*What you should do:* From the listing below, extract every line containing "text".

*Records for processing:*
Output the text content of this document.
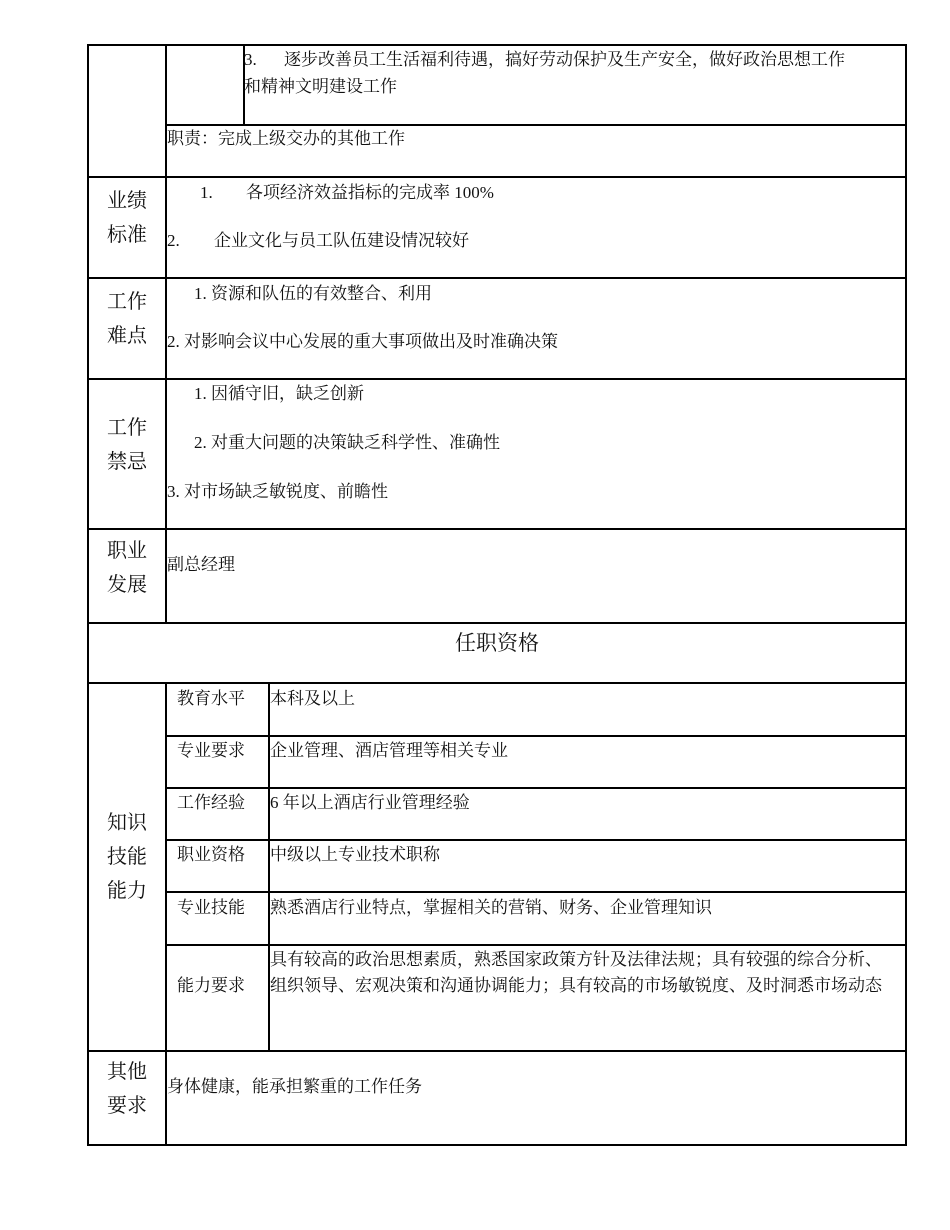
3. 逐步改善员工生活福利待遇，搞好劳动保护及生产安全，做好政治思想工作
和精神文明建设工作
职责：完成上级交办的其他工作
业绩
标准
1. 各项经济效益指标的完成率 100%
2. 企业文化与员工队伍建设情况较好
工作
难点
1. 资源和队伍的有效整合、利用
2. 对影响会议中心发展的重大事项做出及时准确决策
工作
禁忌
1. 因循守旧，缺乏创新
2. 对重大问题的决策缺乏科学性、准确性
3. 对市场缺乏敏锐度、前瞻性
职业
发展
副总经理
任职资格
知识
技能
能力
教育水平 本科及以上
专业要求 企业管理、酒店管理等相关专业
工作经验 6 年以上酒店行业管理经验
职业资格 中级以上专业技术职称
专业技能 熟悉酒店行业特点，掌握相关的营销、财务、企业管理知识
能力要求
具有较高的政治思想素质，熟悉国家政策方针及法律法规；具有较强的综合分析、组织领导、宏观决策和沟通协调能力；具有较高的市场敏锐度、及时洞悉市场动态
其他
要求
身体健康，能承担繁重的工作任务
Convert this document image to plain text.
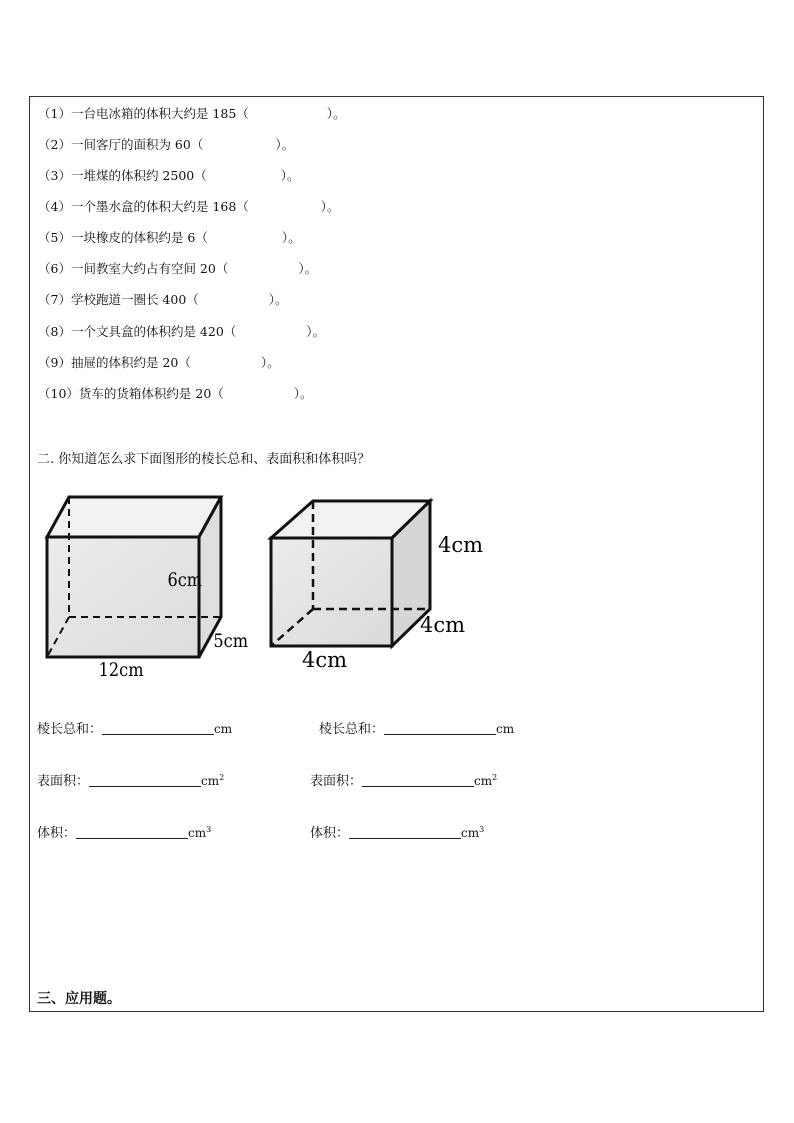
（1）一台电冰箱的体积大约是 185（	）。
（2）一间客厅的面积为 60（	）。
（3）一堆煤的体积约 2500（	）。
（4）一个墨水盒的体积大约是 168（	）。
（5）一块橡皮的体积约是 6（	）。
（6）一间教室大约占有空间 20（	）。
（7）学校跑道一圈长 400（	）。
（8）一个文具盒的体积约是 420（	）。
（9）抽屉的体积约是 20（	）。
（10）货车的货箱体积约是 20（	）。
二. 你知道怎么求下面图形的棱长总和、表面积和体积吗？
6cm
5cm
12cm
4cm
4cm
4cm
棱长总和：	cm
表面积：	$cm^2$
体积：	$cm^3$
棱长总和：	cm
表面积：	$cm^2$
体积：	$cm^3$
三、应用题。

*Task output:*
Output the text content of this document.
Convert this document image to plain text.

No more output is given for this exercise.